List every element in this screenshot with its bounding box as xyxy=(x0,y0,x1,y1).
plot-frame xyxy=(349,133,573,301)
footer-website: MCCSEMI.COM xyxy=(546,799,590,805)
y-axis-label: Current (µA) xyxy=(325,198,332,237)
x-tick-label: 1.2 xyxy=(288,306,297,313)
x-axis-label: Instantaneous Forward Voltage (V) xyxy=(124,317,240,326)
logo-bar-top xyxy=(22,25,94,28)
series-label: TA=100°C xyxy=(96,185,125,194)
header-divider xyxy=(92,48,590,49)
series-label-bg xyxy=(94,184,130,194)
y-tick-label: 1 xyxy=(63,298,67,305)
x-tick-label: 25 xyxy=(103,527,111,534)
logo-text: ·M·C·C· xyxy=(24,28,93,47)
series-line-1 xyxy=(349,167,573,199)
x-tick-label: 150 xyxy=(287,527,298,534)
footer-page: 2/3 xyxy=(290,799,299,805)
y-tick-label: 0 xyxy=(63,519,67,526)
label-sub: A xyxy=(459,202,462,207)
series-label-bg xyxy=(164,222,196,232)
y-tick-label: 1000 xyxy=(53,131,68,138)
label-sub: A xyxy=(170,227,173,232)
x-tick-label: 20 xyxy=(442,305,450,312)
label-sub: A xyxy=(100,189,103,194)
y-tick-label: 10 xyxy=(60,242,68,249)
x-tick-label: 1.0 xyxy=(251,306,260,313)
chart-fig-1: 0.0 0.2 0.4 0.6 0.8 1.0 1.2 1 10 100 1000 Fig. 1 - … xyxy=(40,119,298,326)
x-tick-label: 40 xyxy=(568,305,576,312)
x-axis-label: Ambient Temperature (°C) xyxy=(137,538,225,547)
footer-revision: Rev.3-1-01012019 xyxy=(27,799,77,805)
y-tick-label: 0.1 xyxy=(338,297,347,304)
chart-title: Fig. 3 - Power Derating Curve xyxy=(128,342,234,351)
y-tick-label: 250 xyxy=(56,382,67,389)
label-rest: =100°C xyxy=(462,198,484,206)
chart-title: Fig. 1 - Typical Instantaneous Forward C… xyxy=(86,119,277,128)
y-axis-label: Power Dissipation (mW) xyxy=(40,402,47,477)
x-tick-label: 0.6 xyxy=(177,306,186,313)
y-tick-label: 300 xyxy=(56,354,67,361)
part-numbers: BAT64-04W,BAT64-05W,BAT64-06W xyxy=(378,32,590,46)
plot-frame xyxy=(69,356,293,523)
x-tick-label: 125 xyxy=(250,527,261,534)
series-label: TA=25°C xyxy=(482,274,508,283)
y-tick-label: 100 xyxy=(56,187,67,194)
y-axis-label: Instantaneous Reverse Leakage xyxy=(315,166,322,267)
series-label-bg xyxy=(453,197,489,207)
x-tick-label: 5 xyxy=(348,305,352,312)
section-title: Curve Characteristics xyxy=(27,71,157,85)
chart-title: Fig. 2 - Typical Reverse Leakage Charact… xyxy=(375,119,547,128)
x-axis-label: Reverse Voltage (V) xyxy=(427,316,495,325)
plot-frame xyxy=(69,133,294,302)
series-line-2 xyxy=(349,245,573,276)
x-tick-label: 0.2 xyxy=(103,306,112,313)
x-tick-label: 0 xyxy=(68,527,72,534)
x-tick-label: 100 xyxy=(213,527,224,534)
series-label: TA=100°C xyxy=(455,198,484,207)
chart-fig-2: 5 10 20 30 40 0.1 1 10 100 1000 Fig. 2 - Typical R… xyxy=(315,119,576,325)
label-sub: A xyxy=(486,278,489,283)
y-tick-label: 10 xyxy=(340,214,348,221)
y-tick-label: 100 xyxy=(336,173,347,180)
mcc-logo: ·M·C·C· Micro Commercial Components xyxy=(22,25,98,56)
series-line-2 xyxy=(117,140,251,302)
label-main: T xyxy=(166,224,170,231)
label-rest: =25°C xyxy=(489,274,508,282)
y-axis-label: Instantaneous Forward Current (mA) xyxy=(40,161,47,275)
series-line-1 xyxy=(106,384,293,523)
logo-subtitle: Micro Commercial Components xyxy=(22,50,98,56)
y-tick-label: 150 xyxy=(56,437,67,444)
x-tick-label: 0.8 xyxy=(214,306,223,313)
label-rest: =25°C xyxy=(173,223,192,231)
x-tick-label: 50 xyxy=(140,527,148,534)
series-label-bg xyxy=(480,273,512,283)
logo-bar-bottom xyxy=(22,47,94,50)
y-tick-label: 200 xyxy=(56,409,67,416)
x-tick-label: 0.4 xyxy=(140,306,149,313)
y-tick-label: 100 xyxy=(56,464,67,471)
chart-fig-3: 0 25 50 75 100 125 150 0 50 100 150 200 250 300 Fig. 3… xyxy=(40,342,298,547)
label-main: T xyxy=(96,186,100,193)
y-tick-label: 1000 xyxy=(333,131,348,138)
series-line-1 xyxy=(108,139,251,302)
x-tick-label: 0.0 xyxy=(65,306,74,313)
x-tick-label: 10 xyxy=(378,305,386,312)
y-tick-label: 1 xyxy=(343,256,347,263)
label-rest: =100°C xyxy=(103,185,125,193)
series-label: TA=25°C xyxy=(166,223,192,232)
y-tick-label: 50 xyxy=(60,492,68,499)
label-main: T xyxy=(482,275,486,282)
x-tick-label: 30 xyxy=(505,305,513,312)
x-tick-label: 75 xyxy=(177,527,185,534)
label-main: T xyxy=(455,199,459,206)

_ _ _ _ _ _ _

DO THIS:
Reproduce all of the rows above word for word.

OUTPUT OF THE TASK:
List every element in this screenshot with its bounding box as xyxy=(x0,y0,x1,y1).
plot-frame xyxy=(349,133,573,301)
footer-website: MCCSEMI.COM xyxy=(546,799,590,805)
y-axis-label: Current (µA) xyxy=(325,198,332,237)
x-tick-label: 1.2 xyxy=(288,306,297,313)
x-axis-label: Instantaneous Forward Voltage (V) xyxy=(124,317,240,326)
logo-bar-top xyxy=(22,25,94,28)
series-label: TA=100°C xyxy=(96,185,125,194)
header-divider xyxy=(92,48,590,49)
series-label-bg xyxy=(94,184,130,194)
y-tick-label: 1 xyxy=(63,298,67,305)
x-tick-label: 25 xyxy=(103,527,111,534)
logo-text: ·M·C·C· xyxy=(24,28,93,47)
series-line-1 xyxy=(349,167,573,199)
x-tick-label: 150 xyxy=(287,527,298,534)
footer-page: 2/3 xyxy=(290,799,299,805)
y-tick-label: 0 xyxy=(63,519,67,526)
label-sub: A xyxy=(459,202,462,207)
series-label-bg xyxy=(164,222,196,232)
y-tick-label: 1000 xyxy=(53,131,68,138)
label-sub: A xyxy=(170,227,173,232)
x-tick-label: 20 xyxy=(442,305,450,312)
label-sub: A xyxy=(100,189,103,194)
y-tick-label: 10 xyxy=(60,242,68,249)
x-tick-label: 1.0 xyxy=(251,306,260,313)
chart-fig-1: 0.0 0.2 0.4 0.6 0.8 1.0 1.2 1 10 100 1000 Fig. 1 - … xyxy=(40,119,298,326)
x-tick-label: 40 xyxy=(568,305,576,312)
x-axis-label: Ambient Temperature (°C) xyxy=(137,538,225,547)
footer-revision: Rev.3-1-01012019 xyxy=(27,799,77,805)
y-tick-label: 0.1 xyxy=(338,297,347,304)
chart-title: Fig. 3 - Power Derating Curve xyxy=(128,342,234,351)
y-tick-label: 250 xyxy=(56,382,67,389)
label-rest: =100°C xyxy=(462,198,484,206)
chart-title: Fig. 1 - Typical Instantaneous Forward C… xyxy=(86,119,277,128)
y-axis-label: Power Dissipation (mW) xyxy=(40,402,47,477)
x-tick-label: 0.6 xyxy=(177,306,186,313)
y-tick-label: 300 xyxy=(56,354,67,361)
part-numbers: BAT64-04W,BAT64-05W,BAT64-06W xyxy=(378,32,590,46)
plot-frame xyxy=(69,356,293,523)
x-tick-label: 125 xyxy=(250,527,261,534)
series-label: TA=25°C xyxy=(482,274,508,283)
y-tick-label: 100 xyxy=(56,187,67,194)
y-axis-label: Instantaneous Reverse Leakage xyxy=(315,166,322,267)
series-label-bg xyxy=(453,197,489,207)
x-tick-label: 5 xyxy=(348,305,352,312)
section-title: Curve Characteristics xyxy=(27,71,157,85)
chart-title: Fig. 2 - Typical Reverse Leakage Charact… xyxy=(375,119,547,128)
x-axis-label: Reverse Voltage (V) xyxy=(427,316,495,325)
plot-frame xyxy=(69,133,294,302)
series-line-2 xyxy=(349,245,573,276)
x-tick-label: 0.2 xyxy=(103,306,112,313)
x-tick-label: 0 xyxy=(68,527,72,534)
x-tick-label: 100 xyxy=(213,527,224,534)
series-label: TA=100°C xyxy=(455,198,484,207)
chart-fig-2: 5 10 20 30 40 0.1 1 10 100 1000 Fig. 2 - Typical R… xyxy=(315,119,576,325)
label-sub: A xyxy=(486,278,489,283)
y-tick-label: 10 xyxy=(340,214,348,221)
y-tick-label: 100 xyxy=(336,173,347,180)
mcc-logo: ·M·C·C· Micro Commercial Components xyxy=(22,25,98,56)
series-line-2 xyxy=(117,140,251,302)
label-main: T xyxy=(166,224,170,231)
label-rest: =25°C xyxy=(489,274,508,282)
y-axis-label: Instantaneous Forward Current (mA) xyxy=(40,161,47,275)
series-line-1 xyxy=(106,384,293,523)
logo-subtitle: Micro Commercial Components xyxy=(22,50,98,56)
y-tick-label: 150 xyxy=(56,437,67,444)
x-tick-label: 0.8 xyxy=(214,306,223,313)
label-rest: =25°C xyxy=(173,223,192,231)
x-tick-label: 50 xyxy=(140,527,148,534)
series-label-bg xyxy=(480,273,512,283)
logo-bar-bottom xyxy=(22,47,94,50)
y-tick-label: 200 xyxy=(56,409,67,416)
x-tick-label: 0.4 xyxy=(140,306,149,313)
y-tick-label: 100 xyxy=(56,464,67,471)
chart-fig-3: 0 25 50 75 100 125 150 0 50 100 150 200 250 300 Fig. 3… xyxy=(40,342,298,547)
label-main: T xyxy=(96,186,100,193)
y-tick-label: 1000 xyxy=(333,131,348,138)
series-line-1 xyxy=(108,139,251,302)
x-tick-label: 0.0 xyxy=(65,306,74,313)
x-tick-label: 10 xyxy=(378,305,386,312)
y-tick-label: 1 xyxy=(343,256,347,263)
label-rest: =100°C xyxy=(103,185,125,193)
series-label: TA=25°C xyxy=(166,223,192,232)
y-tick-label: 50 xyxy=(60,492,68,499)
label-main: T xyxy=(482,275,486,282)
x-tick-label: 30 xyxy=(505,305,513,312)
x-tick-label: 75 xyxy=(177,527,185,534)
label-main: T xyxy=(455,199,459,206)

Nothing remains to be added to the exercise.